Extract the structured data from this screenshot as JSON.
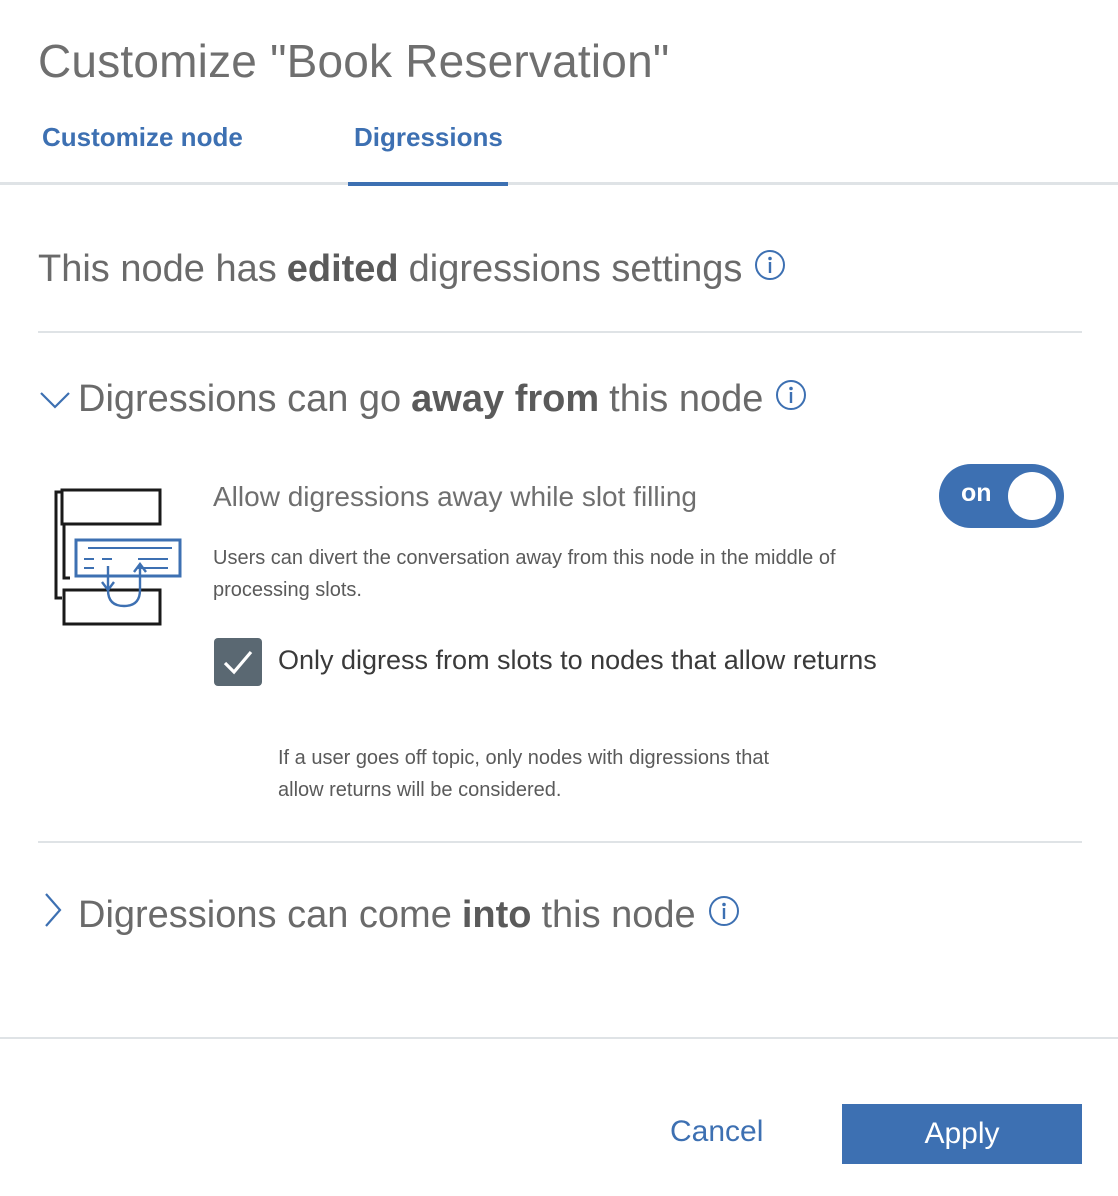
{
  "dialog": {
    "title": "Customize \"Book Reservation\""
  },
  "tabs": [
    {
      "label": "Customize node",
      "active": false
    },
    {
      "label": "Digressions",
      "active": true
    }
  ],
  "status": {
    "prefix": "This node has",
    "emphasis": "edited",
    "suffix": "digressions settings",
    "icon": "info-icon"
  },
  "away_section": {
    "expanded": true,
    "prefix": "Digressions can go",
    "emphasis": "away from",
    "suffix": "this node",
    "icon": "info-icon",
    "slot_filling": {
      "title": "Allow digressions away while slot filling",
      "description": "Users can divert the conversation away from this node in the middle of processing slots.",
      "toggle_label": "on",
      "toggle_on": true
    },
    "returns_checkbox": {
      "checked": true,
      "label": "Only digress from slots to nodes that allow returns",
      "description": "If a user goes off topic, only nodes with digressions that allow returns will be considered."
    }
  },
  "into_section": {
    "expanded": false,
    "prefix": "Digressions can come",
    "emphasis": "into",
    "suffix": "this node",
    "icon": "info-icon"
  },
  "footer": {
    "cancel_label": "Cancel",
    "apply_label": "Apply"
  },
  "colors": {
    "accent": "#3d70b2",
    "checkbox": "#5a6872",
    "divider": "#dfe3e6"
  }
}
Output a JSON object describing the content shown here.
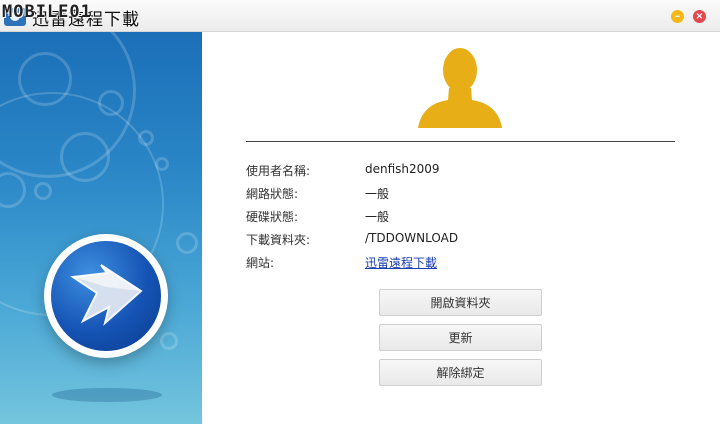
{
  "window": {
    "title": "迅雷遠程下載",
    "watermark": "MOBILE01",
    "minimize_label": "–",
    "close_label": "×"
  },
  "colors": {
    "sidebar_top": "#1b6fb8",
    "sidebar_bottom": "#74c5dd",
    "avatar": "#e8ae17",
    "minimize": "#f3b81a",
    "close": "#e3474b",
    "link": "#1a3fb0"
  },
  "icons": {
    "app": "app-logo-icon",
    "avatar": "user-silhouette-icon",
    "brand": "arrow-circle-logo-icon"
  },
  "user_info": {
    "rows": [
      {
        "label": "使用者名稱:",
        "value": "denfish2009"
      },
      {
        "label": "網路狀態:",
        "value": "一般"
      },
      {
        "label": "硬碟狀態:",
        "value": "一般"
      },
      {
        "label": "下載資料夾:",
        "value": "/TDDOWNLOAD"
      },
      {
        "label": "網站:",
        "value": "迅雷遠程下載"
      }
    ]
  },
  "actions": {
    "open_folder": "開啟資料夾",
    "update": "更新",
    "unbind": "解除綁定"
  }
}
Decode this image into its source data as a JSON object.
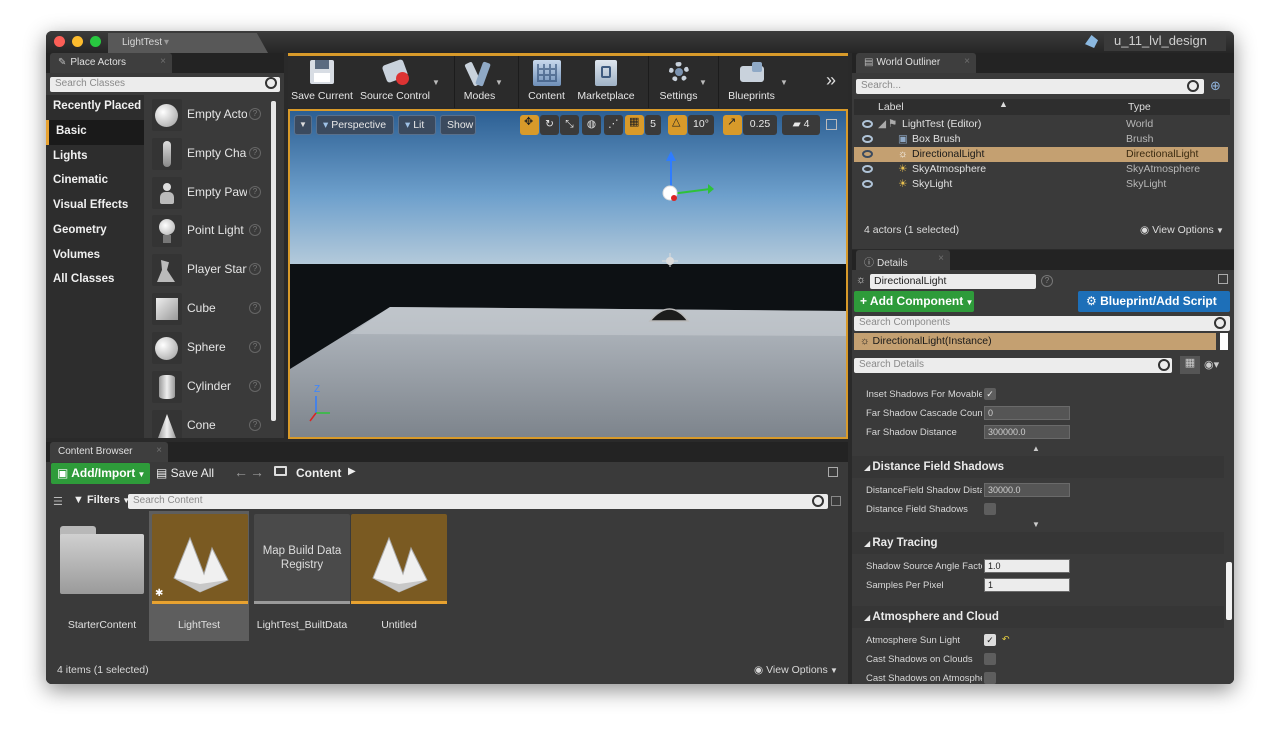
{
  "window": {
    "document_tab": "LightTest",
    "project_name": "u_11_lvl_design"
  },
  "place_actors": {
    "tab_label": "Place Actors",
    "search_placeholder": "Search Classes",
    "categories": [
      {
        "label": "Recently Placed",
        "selected": false
      },
      {
        "label": "Basic",
        "selected": true
      },
      {
        "label": "Lights",
        "selected": false
      },
      {
        "label": "Cinematic",
        "selected": false
      },
      {
        "label": "Visual Effects",
        "selected": false
      },
      {
        "label": "Geometry",
        "selected": false
      },
      {
        "label": "Volumes",
        "selected": false
      },
      {
        "label": "All Classes",
        "selected": false
      }
    ],
    "actors": [
      {
        "label": "Empty Actor",
        "icon": "sphere-icon"
      },
      {
        "label": "Empty Character",
        "icon": "character-icon"
      },
      {
        "label": "Empty Pawn",
        "icon": "pawn-icon"
      },
      {
        "label": "Point Light",
        "icon": "light-bulb-icon"
      },
      {
        "label": "Player Start",
        "icon": "player-start-icon"
      },
      {
        "label": "Cube",
        "icon": "cube-icon"
      },
      {
        "label": "Sphere",
        "icon": "sphere-icon"
      },
      {
        "label": "Cylinder",
        "icon": "cylinder-icon"
      },
      {
        "label": "Cone",
        "icon": "cone-icon"
      }
    ]
  },
  "toolbar": {
    "buttons": [
      {
        "label": "Save Current",
        "icon": "save-icon"
      },
      {
        "label": "Source Control",
        "icon": "source-control-icon"
      },
      {
        "label": "Modes",
        "icon": "modes-icon"
      },
      {
        "label": "Content",
        "icon": "content-icon"
      },
      {
        "label": "Marketplace",
        "icon": "marketplace-icon"
      },
      {
        "label": "Settings",
        "icon": "settings-icon"
      },
      {
        "label": "Blueprints",
        "icon": "blueprints-icon"
      }
    ],
    "overflow": "»"
  },
  "viewport": {
    "perspective_label": "Perspective",
    "lit_label": "Lit",
    "show_label": "Show",
    "grid_snap": "5",
    "rotation_snap": "10°",
    "scale_snap": "0.25",
    "camera_speed": "4",
    "axis_z": "Z"
  },
  "world_outliner": {
    "tab_label": "World Outliner",
    "search_placeholder": "Search...",
    "col_label": "Label",
    "col_type": "Type",
    "rows": [
      {
        "label": "LightTest (Editor)",
        "type": "World",
        "selected": false
      },
      {
        "label": "Box Brush",
        "type": "Brush",
        "selected": false
      },
      {
        "label": "DirectionalLight",
        "type": "DirectionalLight",
        "selected": true
      },
      {
        "label": "SkyAtmosphere",
        "type": "SkyAtmosphere",
        "selected": false
      },
      {
        "label": "SkyLight",
        "type": "SkyLight",
        "selected": false
      }
    ],
    "status": "4 actors (1 selected)",
    "view_options": "View Options"
  },
  "details": {
    "tab_label": "Details",
    "name_value": "DirectionalLight",
    "add_component": "+ Add Component",
    "blueprint_button": "Blueprint/Add Script",
    "search_components_placeholder": "Search Components",
    "component_instance": "DirectionalLight(Instance)",
    "search_details_placeholder": "Search Details",
    "props_top": [
      {
        "label": "Inset Shadows For Movable Objects",
        "kind": "check",
        "checked": true
      },
      {
        "label": "Far Shadow Cascade Count",
        "kind": "num",
        "value": "0"
      },
      {
        "label": "Far Shadow Distance",
        "kind": "num",
        "value": "300000.0"
      }
    ],
    "section_dfs": "Distance Field Shadows",
    "props_dfs": [
      {
        "label": "DistanceField Shadow Distance",
        "kind": "num",
        "value": "30000.0"
      },
      {
        "label": "Distance Field Shadows",
        "kind": "check",
        "checked": false
      }
    ],
    "section_rt": "Ray Tracing",
    "props_rt": [
      {
        "label": "Shadow Source Angle Factor",
        "kind": "num",
        "value": "1.0",
        "light": true
      },
      {
        "label": "Samples Per Pixel",
        "kind": "num",
        "value": "1",
        "light": true
      }
    ],
    "section_atm": "Atmosphere and Cloud",
    "props_atm": [
      {
        "label": "Atmosphere Sun Light",
        "kind": "check",
        "checked": true
      },
      {
        "label": "Cast Shadows on Clouds",
        "kind": "check",
        "checked": false
      },
      {
        "label": "Cast Shadows on Atmosphere",
        "kind": "check",
        "checked": false
      }
    ]
  },
  "content_browser": {
    "tab_label": "Content Browser",
    "add_import": "Add/Import",
    "save_all": "Save All",
    "path_root": "Content",
    "filters": "Filters",
    "search_placeholder": "Search Content",
    "items": [
      {
        "label": "StarterContent",
        "kind": "folder",
        "selected": false
      },
      {
        "label": "LightTest",
        "kind": "map",
        "selected": true
      },
      {
        "label": "LightTest_BuiltData",
        "kind": "builtdata",
        "thumb_text": "Map Build Data Registry",
        "selected": false
      },
      {
        "label": "Untitled",
        "kind": "map",
        "selected": false
      }
    ],
    "status": "4 items (1 selected)",
    "view_options": "View Options"
  },
  "colors": {
    "accent_orange": "#e8a230",
    "green_button": "#2e9b3a",
    "blue_button": "#1d6fb8",
    "selection_tan": "#c4a071"
  }
}
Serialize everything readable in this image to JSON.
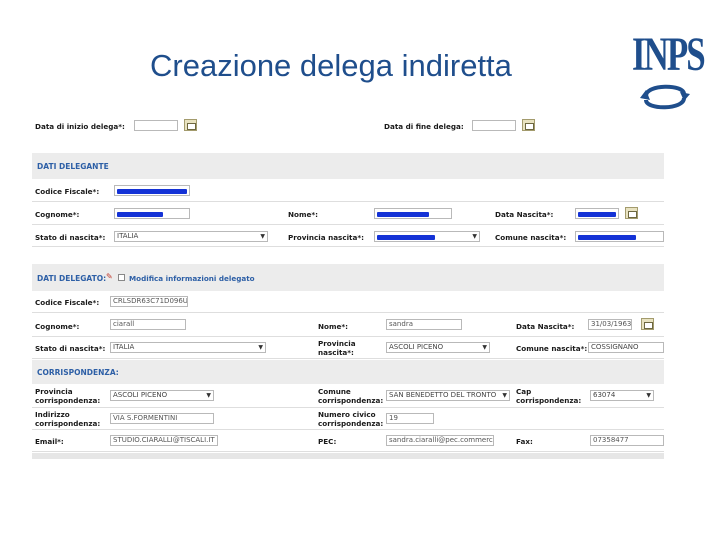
{
  "slide": {
    "title": "Creazione delega indiretta",
    "logo_text": "INPS",
    "logo_icon": "inps-circular-arrows-logo",
    "brand_color": "#1f4e8c"
  },
  "form": {
    "top": {
      "start_label": "Data di inizio delega*:",
      "end_label": "Data di fine delega:",
      "start_value": "",
      "end_value": ""
    },
    "delegante": {
      "section_title": "DATI DELEGANTE",
      "codice_fiscale_label": "Codice Fiscale*:",
      "cognome_label": "Cognome*:",
      "nome_label": "Nome*:",
      "data_nascita_label": "Data Nascita*:",
      "stato_label": "Stato di nascita*:",
      "stato_value": "ITALIA",
      "provincia_label": "Provincia nascita*:",
      "comune_label": "Comune nascita*:"
    },
    "delegato": {
      "section_title": "DATI DELEGATO:",
      "modify_label": "Modifica informazioni delegato",
      "codice_fiscale_label": "Codice Fiscale*:",
      "codice_fiscale_value": "CRLSDR63C71D096U",
      "cognome_label": "Cognome*:",
      "cognome_value": "ciarall",
      "nome_label": "Nome*:",
      "nome_value": "sandra",
      "data_nascita_label": "Data Nascita*:",
      "data_nascita_value": "31/03/1963",
      "stato_label": "Stato di nascita*:",
      "stato_value": "ITALIA",
      "provincia_label": "Provincia nascita*:",
      "provincia_value": "ASCOLI PICENO",
      "comune_label": "Comune nascita*:",
      "comune_value": "COSSIGNANO"
    },
    "corrispondenza": {
      "section_title": "CORRISPONDENZA:",
      "provincia_label": "Provincia corrispondenza:",
      "provincia_value": "ASCOLI PICENO",
      "comune_label": "Comune corrispondenza:",
      "comune_value": "SAN BENEDETTO DEL TRONTO",
      "cap_label": "Cap corrispondenza:",
      "cap_value": "63074",
      "indirizzo_label": "Indirizzo corrispondenza:",
      "indirizzo_value": "VIA S.FORMENTINI",
      "civico_label": "Numero civico corrispondenza:",
      "civico_value": "19",
      "email_label": "Email*:",
      "email_value": "STUDIO.CIARALLI@TISCALI.IT",
      "pec_label": "PEC:",
      "pec_value": "sandra.ciaralli@pec.commerciali",
      "fax_label": "Fax:",
      "fax_value": "07358477"
    },
    "colors": {
      "section_title": "#2d5fa6",
      "redaction": "#1432d6",
      "row_grey": "#ececec"
    }
  }
}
########################################
#### YOUR TASK
Tally the lines containing "Shadows". Provide the number without any other words.

#### RESPONSE TO THIS TASK
5